* _DO THIS_
Retype the whole listing below, character for character.

* _DATA TO USE_
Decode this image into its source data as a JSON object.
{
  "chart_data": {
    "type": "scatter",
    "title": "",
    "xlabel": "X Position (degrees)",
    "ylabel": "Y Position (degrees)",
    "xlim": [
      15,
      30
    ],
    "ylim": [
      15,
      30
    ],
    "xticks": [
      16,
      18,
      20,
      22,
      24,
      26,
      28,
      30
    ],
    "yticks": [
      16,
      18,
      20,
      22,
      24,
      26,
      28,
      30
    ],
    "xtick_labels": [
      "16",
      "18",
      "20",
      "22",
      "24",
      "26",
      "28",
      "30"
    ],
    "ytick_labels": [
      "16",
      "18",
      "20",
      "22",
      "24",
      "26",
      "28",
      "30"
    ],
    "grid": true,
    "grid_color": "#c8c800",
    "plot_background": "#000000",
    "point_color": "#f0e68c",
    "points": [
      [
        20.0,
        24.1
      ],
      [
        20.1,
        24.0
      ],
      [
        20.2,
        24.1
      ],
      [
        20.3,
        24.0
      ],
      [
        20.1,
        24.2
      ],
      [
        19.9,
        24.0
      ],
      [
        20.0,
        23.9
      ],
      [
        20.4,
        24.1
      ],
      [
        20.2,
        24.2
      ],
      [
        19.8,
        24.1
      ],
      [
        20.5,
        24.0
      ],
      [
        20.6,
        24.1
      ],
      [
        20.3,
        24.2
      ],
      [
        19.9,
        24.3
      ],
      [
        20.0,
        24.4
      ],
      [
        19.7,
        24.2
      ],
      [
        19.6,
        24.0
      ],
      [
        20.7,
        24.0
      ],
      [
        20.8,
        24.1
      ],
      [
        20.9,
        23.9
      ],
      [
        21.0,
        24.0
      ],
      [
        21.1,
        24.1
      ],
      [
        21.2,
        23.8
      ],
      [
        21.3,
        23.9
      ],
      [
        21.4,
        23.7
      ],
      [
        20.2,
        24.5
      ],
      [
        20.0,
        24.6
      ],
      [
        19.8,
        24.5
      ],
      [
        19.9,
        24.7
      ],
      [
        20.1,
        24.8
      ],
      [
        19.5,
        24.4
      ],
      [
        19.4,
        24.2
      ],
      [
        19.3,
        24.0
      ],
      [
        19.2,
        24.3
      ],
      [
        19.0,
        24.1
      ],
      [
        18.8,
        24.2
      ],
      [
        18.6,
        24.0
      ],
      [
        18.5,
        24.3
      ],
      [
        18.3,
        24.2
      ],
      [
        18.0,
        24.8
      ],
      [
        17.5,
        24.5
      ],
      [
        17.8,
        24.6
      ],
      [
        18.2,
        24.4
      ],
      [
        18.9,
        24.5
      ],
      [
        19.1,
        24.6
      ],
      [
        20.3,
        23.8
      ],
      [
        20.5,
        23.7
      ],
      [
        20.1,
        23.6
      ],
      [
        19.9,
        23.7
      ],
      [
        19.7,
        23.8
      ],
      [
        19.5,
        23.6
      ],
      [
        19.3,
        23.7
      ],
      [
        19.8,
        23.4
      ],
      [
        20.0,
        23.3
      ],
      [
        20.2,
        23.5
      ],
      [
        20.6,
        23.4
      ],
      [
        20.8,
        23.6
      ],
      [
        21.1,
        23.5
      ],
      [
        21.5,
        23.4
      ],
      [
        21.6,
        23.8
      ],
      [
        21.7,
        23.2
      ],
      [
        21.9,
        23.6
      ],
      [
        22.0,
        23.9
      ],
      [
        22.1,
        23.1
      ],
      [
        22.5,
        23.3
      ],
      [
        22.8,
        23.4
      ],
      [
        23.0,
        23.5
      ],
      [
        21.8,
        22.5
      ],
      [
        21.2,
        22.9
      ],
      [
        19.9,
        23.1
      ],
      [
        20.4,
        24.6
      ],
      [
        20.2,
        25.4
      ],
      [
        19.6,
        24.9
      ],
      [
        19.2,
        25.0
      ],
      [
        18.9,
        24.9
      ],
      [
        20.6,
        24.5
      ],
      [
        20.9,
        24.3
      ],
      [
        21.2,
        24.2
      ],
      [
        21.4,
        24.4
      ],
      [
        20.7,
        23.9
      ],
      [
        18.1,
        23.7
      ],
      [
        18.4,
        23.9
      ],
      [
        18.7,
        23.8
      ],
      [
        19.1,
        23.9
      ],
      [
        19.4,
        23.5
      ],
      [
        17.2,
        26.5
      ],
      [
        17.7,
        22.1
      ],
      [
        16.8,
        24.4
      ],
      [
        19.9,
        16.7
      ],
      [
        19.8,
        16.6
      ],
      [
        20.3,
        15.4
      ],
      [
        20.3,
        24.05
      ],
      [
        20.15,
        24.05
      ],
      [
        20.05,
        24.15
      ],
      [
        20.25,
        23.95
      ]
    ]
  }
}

* _ANSWER TO THIS EXERCISE_
Decode this image into its source data as a JSON object.
{
  "chart_data": {
    "type": "scatter",
    "title": "",
    "xlabel": "X Position (degrees)",
    "ylabel": "Y Position (degrees)",
    "xlim": [
      15,
      30
    ],
    "ylim": [
      15,
      30
    ],
    "xticks": [
      16,
      18,
      20,
      22,
      24,
      26,
      28,
      30
    ],
    "yticks": [
      16,
      18,
      20,
      22,
      24,
      26,
      28,
      30
    ],
    "xtick_labels": [
      "16",
      "18",
      "20",
      "22",
      "24",
      "26",
      "28",
      "30"
    ],
    "ytick_labels": [
      "16",
      "18",
      "20",
      "22",
      "24",
      "26",
      "28",
      "30"
    ],
    "grid": true,
    "grid_color": "#c8c800",
    "plot_background": "#000000",
    "point_color": "#f0e68c",
    "points": [
      [
        20.0,
        24.1
      ],
      [
        20.1,
        24.0
      ],
      [
        20.2,
        24.1
      ],
      [
        20.3,
        24.0
      ],
      [
        20.1,
        24.2
      ],
      [
        19.9,
        24.0
      ],
      [
        20.0,
        23.9
      ],
      [
        20.4,
        24.1
      ],
      [
        20.2,
        24.2
      ],
      [
        19.8,
        24.1
      ],
      [
        20.5,
        24.0
      ],
      [
        20.6,
        24.1
      ],
      [
        20.3,
        24.2
      ],
      [
        19.9,
        24.3
      ],
      [
        20.0,
        24.4
      ],
      [
        19.7,
        24.2
      ],
      [
        19.6,
        24.0
      ],
      [
        20.7,
        24.0
      ],
      [
        20.8,
        24.1
      ],
      [
        20.9,
        23.9
      ],
      [
        21.0,
        24.0
      ],
      [
        21.1,
        24.1
      ],
      [
        21.2,
        23.8
      ],
      [
        21.3,
        23.9
      ],
      [
        21.4,
        23.7
      ],
      [
        20.2,
        24.5
      ],
      [
        20.0,
        24.6
      ],
      [
        19.8,
        24.5
      ],
      [
        19.9,
        24.7
      ],
      [
        20.1,
        24.8
      ],
      [
        19.5,
        24.4
      ],
      [
        19.4,
        24.2
      ],
      [
        19.3,
        24.0
      ],
      [
        19.2,
        24.3
      ],
      [
        19.0,
        24.1
      ],
      [
        18.8,
        24.2
      ],
      [
        18.6,
        24.0
      ],
      [
        18.5,
        24.3
      ],
      [
        18.3,
        24.2
      ],
      [
        18.0,
        24.8
      ],
      [
        17.5,
        24.5
      ],
      [
        17.8,
        24.6
      ],
      [
        18.2,
        24.4
      ],
      [
        18.9,
        24.5
      ],
      [
        19.1,
        24.6
      ],
      [
        20.3,
        23.8
      ],
      [
        20.5,
        23.7
      ],
      [
        20.1,
        23.6
      ],
      [
        19.9,
        23.7
      ],
      [
        19.7,
        23.8
      ],
      [
        19.5,
        23.6
      ],
      [
        19.3,
        23.7
      ],
      [
        19.8,
        23.4
      ],
      [
        20.0,
        23.3
      ],
      [
        20.2,
        23.5
      ],
      [
        20.6,
        23.4
      ],
      [
        20.8,
        23.6
      ],
      [
        21.1,
        23.5
      ],
      [
        21.5,
        23.4
      ],
      [
        21.6,
        23.8
      ],
      [
        21.7,
        23.2
      ],
      [
        21.9,
        23.6
      ],
      [
        22.0,
        23.9
      ],
      [
        22.1,
        23.1
      ],
      [
        22.5,
        23.3
      ],
      [
        22.8,
        23.4
      ],
      [
        23.0,
        23.5
      ],
      [
        21.8,
        22.5
      ],
      [
        21.2,
        22.9
      ],
      [
        19.9,
        23.1
      ],
      [
        20.4,
        24.6
      ],
      [
        20.2,
        25.4
      ],
      [
        19.6,
        24.9
      ],
      [
        19.2,
        25.0
      ],
      [
        18.9,
        24.9
      ],
      [
        20.6,
        24.5
      ],
      [
        20.9,
        24.3
      ],
      [
        21.2,
        24.2
      ],
      [
        21.4,
        24.4
      ],
      [
        20.7,
        23.9
      ],
      [
        18.1,
        23.7
      ],
      [
        18.4,
        23.9
      ],
      [
        18.7,
        23.8
      ],
      [
        19.1,
        23.9
      ],
      [
        19.4,
        23.5
      ],
      [
        17.2,
        26.5
      ],
      [
        17.7,
        22.1
      ],
      [
        16.8,
        24.4
      ],
      [
        19.9,
        16.7
      ],
      [
        19.8,
        16.6
      ],
      [
        20.3,
        15.4
      ],
      [
        20.3,
        24.05
      ],
      [
        20.15,
        24.05
      ],
      [
        20.05,
        24.15
      ],
      [
        20.25,
        23.95
      ]
    ]
  }
}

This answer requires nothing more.